### [What you will do]
Read through the data and count the lines that contain the string "هيئة"; give only the result.

□ □ □ □ □

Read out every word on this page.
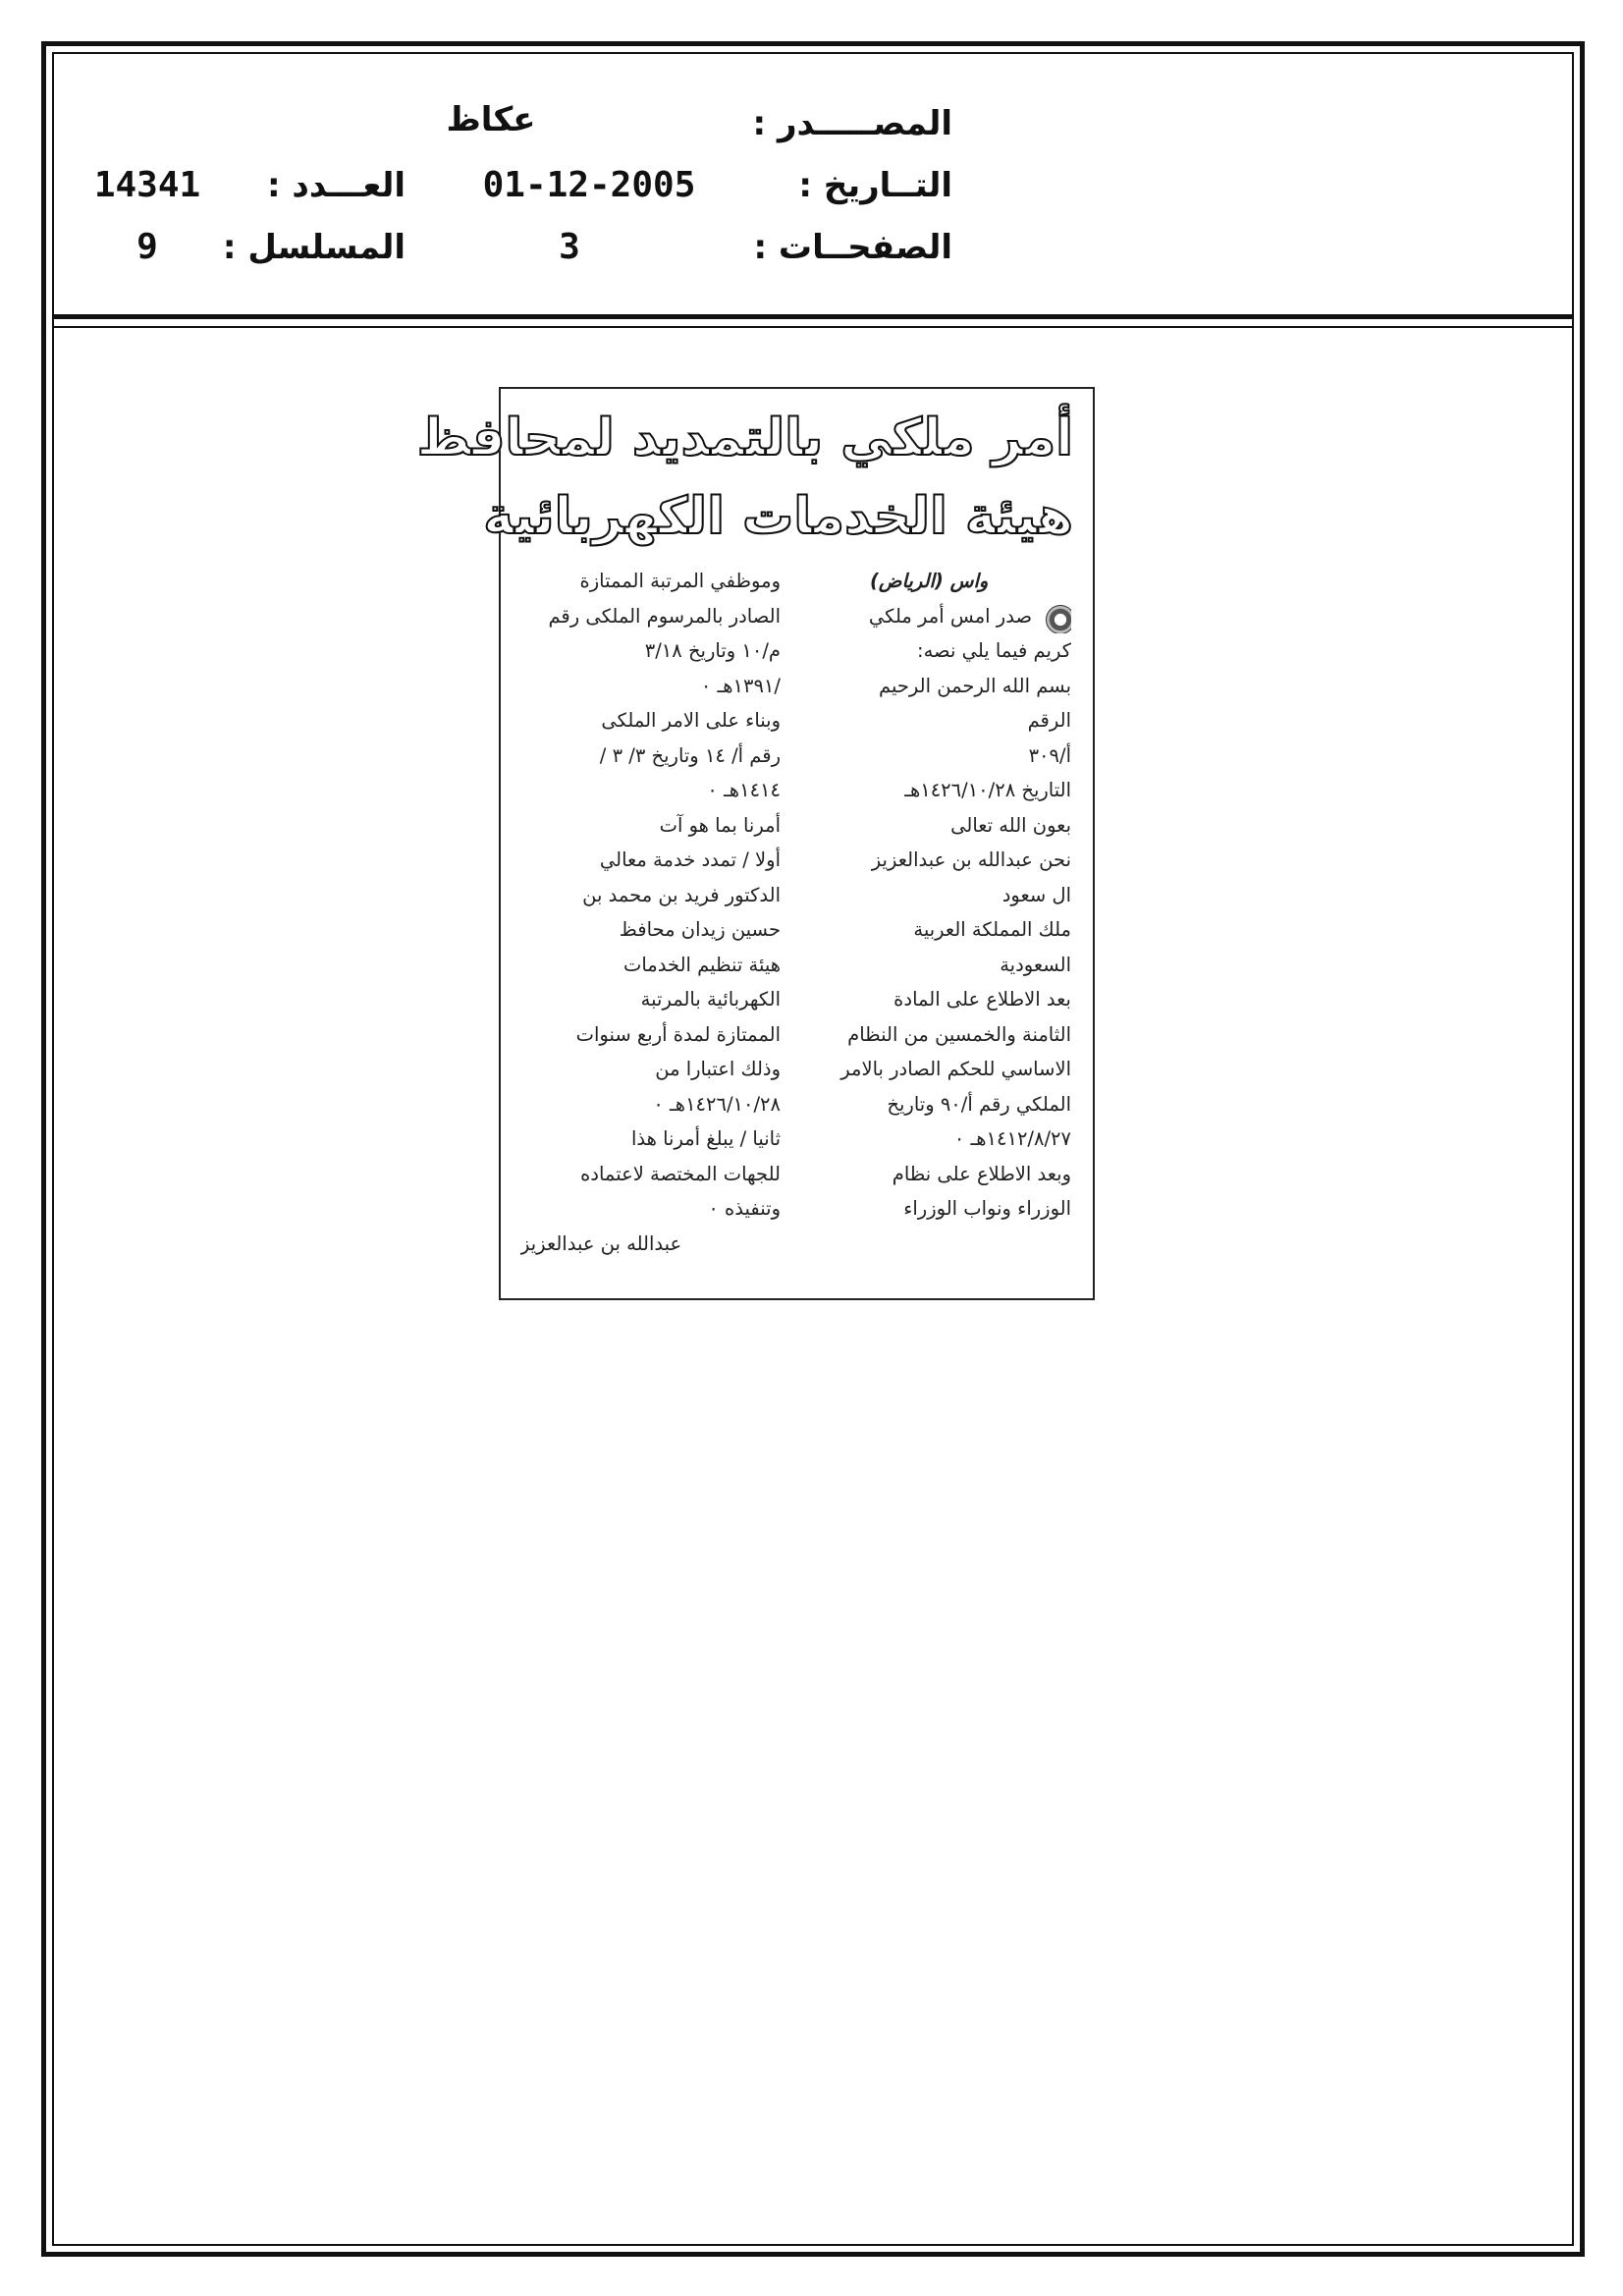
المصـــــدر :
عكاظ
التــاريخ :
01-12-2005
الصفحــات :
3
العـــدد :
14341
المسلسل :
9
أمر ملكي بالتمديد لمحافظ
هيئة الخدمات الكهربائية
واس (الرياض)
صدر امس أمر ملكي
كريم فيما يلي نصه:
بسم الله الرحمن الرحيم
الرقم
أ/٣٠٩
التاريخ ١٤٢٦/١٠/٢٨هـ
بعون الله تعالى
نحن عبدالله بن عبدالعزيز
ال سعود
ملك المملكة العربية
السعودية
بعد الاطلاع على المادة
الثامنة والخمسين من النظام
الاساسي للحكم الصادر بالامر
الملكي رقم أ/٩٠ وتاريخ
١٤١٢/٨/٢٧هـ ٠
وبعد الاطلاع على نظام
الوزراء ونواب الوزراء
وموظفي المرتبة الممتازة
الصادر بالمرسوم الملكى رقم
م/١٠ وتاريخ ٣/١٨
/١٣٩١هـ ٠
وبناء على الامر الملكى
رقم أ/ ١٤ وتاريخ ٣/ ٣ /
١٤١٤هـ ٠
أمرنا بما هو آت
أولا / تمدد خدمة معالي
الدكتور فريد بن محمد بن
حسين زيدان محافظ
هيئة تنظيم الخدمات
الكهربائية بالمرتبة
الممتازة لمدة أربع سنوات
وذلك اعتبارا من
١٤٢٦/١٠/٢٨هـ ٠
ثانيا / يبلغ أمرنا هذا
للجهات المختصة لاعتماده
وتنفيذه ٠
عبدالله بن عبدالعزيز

□ □ □ □ □

### [Solution to the exercise]
2